### Description of the task
In the items below, locate every line containing the word "daily" and copy each of those lines.

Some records
* * * *
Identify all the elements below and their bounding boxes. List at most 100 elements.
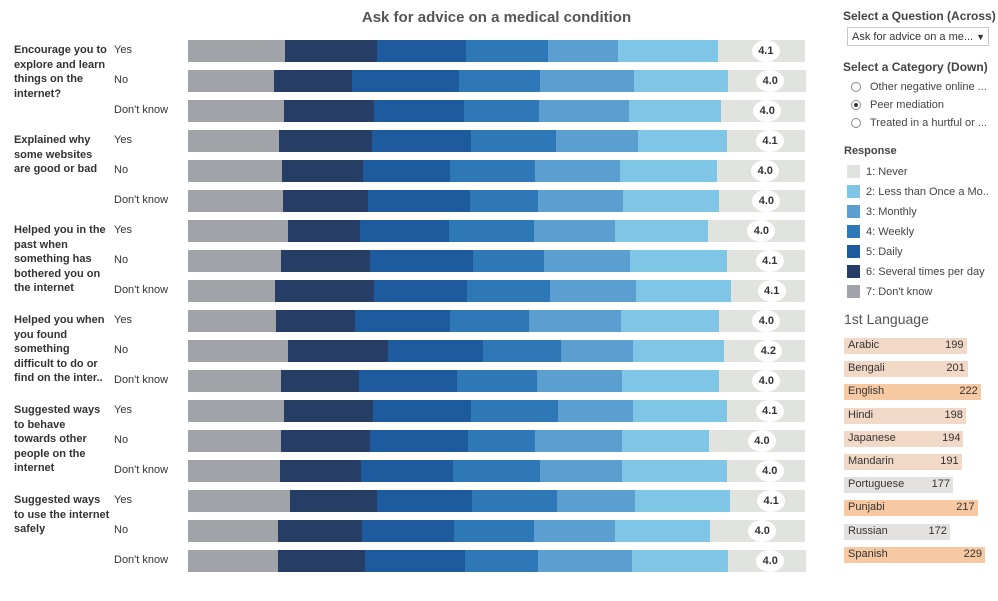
bar-segment-dont-know[interactable] <box>188 70 275 92</box>
bar-segment-daily[interactable] <box>373 100 465 122</box>
bar-segment-less-than-once-a-month[interactable] <box>633 340 725 362</box>
bar-segment-several-times-per-day[interactable] <box>283 100 375 122</box>
bar-segment-dont-know[interactable] <box>188 520 279 542</box>
bar-segment-monthly[interactable] <box>539 100 630 122</box>
bar-segment-monthly[interactable] <box>529 310 622 332</box>
language-row[interactable]: English 222 <box>844 384 985 401</box>
bar-row[interactable]: 4.0 <box>188 310 806 332</box>
language-row[interactable]: Spanish 229 <box>844 546 985 563</box>
bar-segment-monthly[interactable] <box>560 340 634 362</box>
bar-segment-several-times-per-day[interactable] <box>281 430 371 452</box>
bar-segment-daily[interactable] <box>358 370 458 392</box>
bar-segment-less-than-once-a-month[interactable] <box>631 550 729 572</box>
bar-row[interactable]: 4.0 <box>188 220 806 242</box>
bar-segment-dont-know[interactable] <box>188 250 282 272</box>
bar-row[interactable]: 4.0 <box>188 370 806 392</box>
bar-segment-monthly[interactable] <box>537 370 623 392</box>
bar-segment-monthly[interactable] <box>537 190 624 212</box>
bar-segment-daily[interactable] <box>376 490 473 512</box>
bar-segment-monthly[interactable] <box>538 550 633 572</box>
bar-segment-weekly[interactable] <box>463 100 540 122</box>
bar-segment-less-than-once-a-month[interactable] <box>633 400 728 422</box>
bar-segment-dont-know[interactable] <box>188 490 291 512</box>
legend-item[interactable]: 6: Several times per day <box>847 265 985 278</box>
bar-segment-dont-know[interactable] <box>188 280 276 302</box>
bar-segment-several-times-per-day[interactable] <box>285 40 378 62</box>
bar-segment-dont-know[interactable] <box>188 100 285 122</box>
bar-segment-weekly[interactable] <box>449 160 536 182</box>
bar-row[interactable]: 4.1 <box>188 130 806 152</box>
bar-segment-dont-know[interactable] <box>188 340 289 362</box>
bar-row[interactable]: 4.2 <box>188 340 806 362</box>
bar-segment-several-times-per-day[interactable] <box>276 310 356 332</box>
bar-row[interactable]: 4.1 <box>188 400 806 422</box>
legend-item[interactable]: 3: Monthly <box>847 205 917 218</box>
bar-segment-daily[interactable] <box>352 70 460 92</box>
bar-segment-daily[interactable] <box>372 130 472 152</box>
bar-segment-dont-know[interactable] <box>188 430 282 452</box>
bar-segment-less-than-once-a-month[interactable] <box>622 430 710 452</box>
bar-segment-daily[interactable] <box>373 280 468 302</box>
bar-segment-less-than-once-a-month[interactable] <box>614 520 711 542</box>
bar-segment-less-than-once-a-month[interactable] <box>629 100 722 122</box>
bar-segment-monthly[interactable] <box>544 250 631 272</box>
bar-segment-daily[interactable] <box>377 40 467 62</box>
bar-segment-dont-know[interactable] <box>188 550 279 572</box>
bar-segment-weekly[interactable] <box>448 220 535 242</box>
bar-segment-weekly[interactable] <box>471 490 558 512</box>
bar-segment-less-than-once-a-month[interactable] <box>622 190 720 212</box>
bar-segment-daily[interactable] <box>361 520 455 542</box>
bar-segment-several-times-per-day[interactable] <box>274 70 353 92</box>
bar-segment-daily[interactable] <box>373 400 472 422</box>
bar-segment-monthly[interactable] <box>535 430 623 452</box>
bar-segment-dont-know[interactable] <box>188 460 281 482</box>
bar-segment-several-times-per-day[interactable] <box>281 160 364 182</box>
bar-segment-daily[interactable] <box>365 550 466 572</box>
bar-segment-monthly[interactable] <box>534 520 616 542</box>
bar-segment-several-times-per-day[interactable] <box>289 490 378 512</box>
bar-row[interactable]: 4.1 <box>188 40 806 62</box>
bar-segment-dont-know[interactable] <box>188 190 284 212</box>
bar-segment-several-times-per-day[interactable] <box>287 340 389 362</box>
language-row[interactable]: Bengali 201 <box>844 361 985 378</box>
bar-row[interactable]: 4.1 <box>188 490 806 512</box>
bar-segment-less-than-once-a-month[interactable] <box>634 70 729 92</box>
bar-row[interactable]: 4.0 <box>188 190 806 212</box>
bar-segment-less-than-once-a-month[interactable] <box>618 40 719 62</box>
bar-segment-less-than-once-a-month[interactable] <box>638 130 728 152</box>
bar-segment-weekly[interactable] <box>469 190 539 212</box>
bar-segment-daily[interactable] <box>368 190 471 212</box>
bar-segment-several-times-per-day[interactable] <box>279 460 362 482</box>
bar-segment-several-times-per-day[interactable] <box>281 250 371 272</box>
bar-segment-dont-know[interactable] <box>188 310 277 332</box>
bar-segment-less-than-once-a-month[interactable] <box>614 220 709 242</box>
legend-item[interactable]: 4: Weekly <box>847 225 914 238</box>
bar-segment-several-times-per-day[interactable] <box>278 550 366 572</box>
bar-segment-monthly[interactable] <box>539 460 623 482</box>
bar-row[interactable]: 4.0 <box>188 550 806 572</box>
bar-segment-weekly[interactable] <box>452 460 541 482</box>
bar-segment-several-times-per-day[interactable] <box>283 190 369 212</box>
radio-icon[interactable] <box>851 118 861 128</box>
bar-segment-several-times-per-day[interactable] <box>274 280 375 302</box>
bar-segment-several-times-per-day[interactable] <box>284 400 374 422</box>
bar-segment-monthly[interactable] <box>556 490 636 512</box>
bar-row[interactable]: 4.0 <box>188 460 806 482</box>
bar-segment-several-times-per-day[interactable] <box>281 370 360 392</box>
bar-row[interactable]: 4.1 <box>188 280 806 302</box>
bar-segment-dont-know[interactable] <box>188 370 282 392</box>
legend-item[interactable]: 2: Less than Once a Mo.. <box>847 185 989 198</box>
bar-segment-daily[interactable] <box>387 340 484 362</box>
bar-segment-weekly[interactable] <box>482 340 562 362</box>
bar-segment-weekly[interactable] <box>465 550 539 572</box>
bar-segment-weekly[interactable] <box>466 40 549 62</box>
bar-row[interactable]: 4.0 <box>188 520 806 542</box>
bar-segment-weekly[interactable] <box>468 430 536 452</box>
bar-segment-monthly[interactable] <box>548 40 619 62</box>
bar-segment-weekly[interactable] <box>453 520 535 542</box>
bar-segment-less-than-once-a-month[interactable] <box>619 160 718 182</box>
bar-segment-dont-know[interactable] <box>188 220 289 242</box>
language-row[interactable]: Punjabi 217 <box>844 500 985 517</box>
bar-segment-weekly[interactable] <box>450 310 530 332</box>
bar-segment-monthly[interactable] <box>534 160 621 182</box>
* * * *
### Problem solution
bar-segment-daily[interactable] <box>373 100 465 122</box>
bar-segment-daily[interactable] <box>358 370 458 392</box>
bar-segment-daily[interactable] <box>376 490 473 512</box>
bar-segment-daily[interactable] <box>352 70 460 92</box>
bar-segment-daily[interactable] <box>372 130 472 152</box>
bar-segment-daily[interactable] <box>373 280 468 302</box>
bar-segment-daily[interactable] <box>377 40 467 62</box>
bar-segment-daily[interactable] <box>361 520 455 542</box>
bar-segment-daily[interactable] <box>373 400 472 422</box>
bar-segment-daily[interactable] <box>365 550 466 572</box>
bar-segment-daily[interactable] <box>368 190 471 212</box>
bar-segment-daily[interactable] <box>387 340 484 362</box>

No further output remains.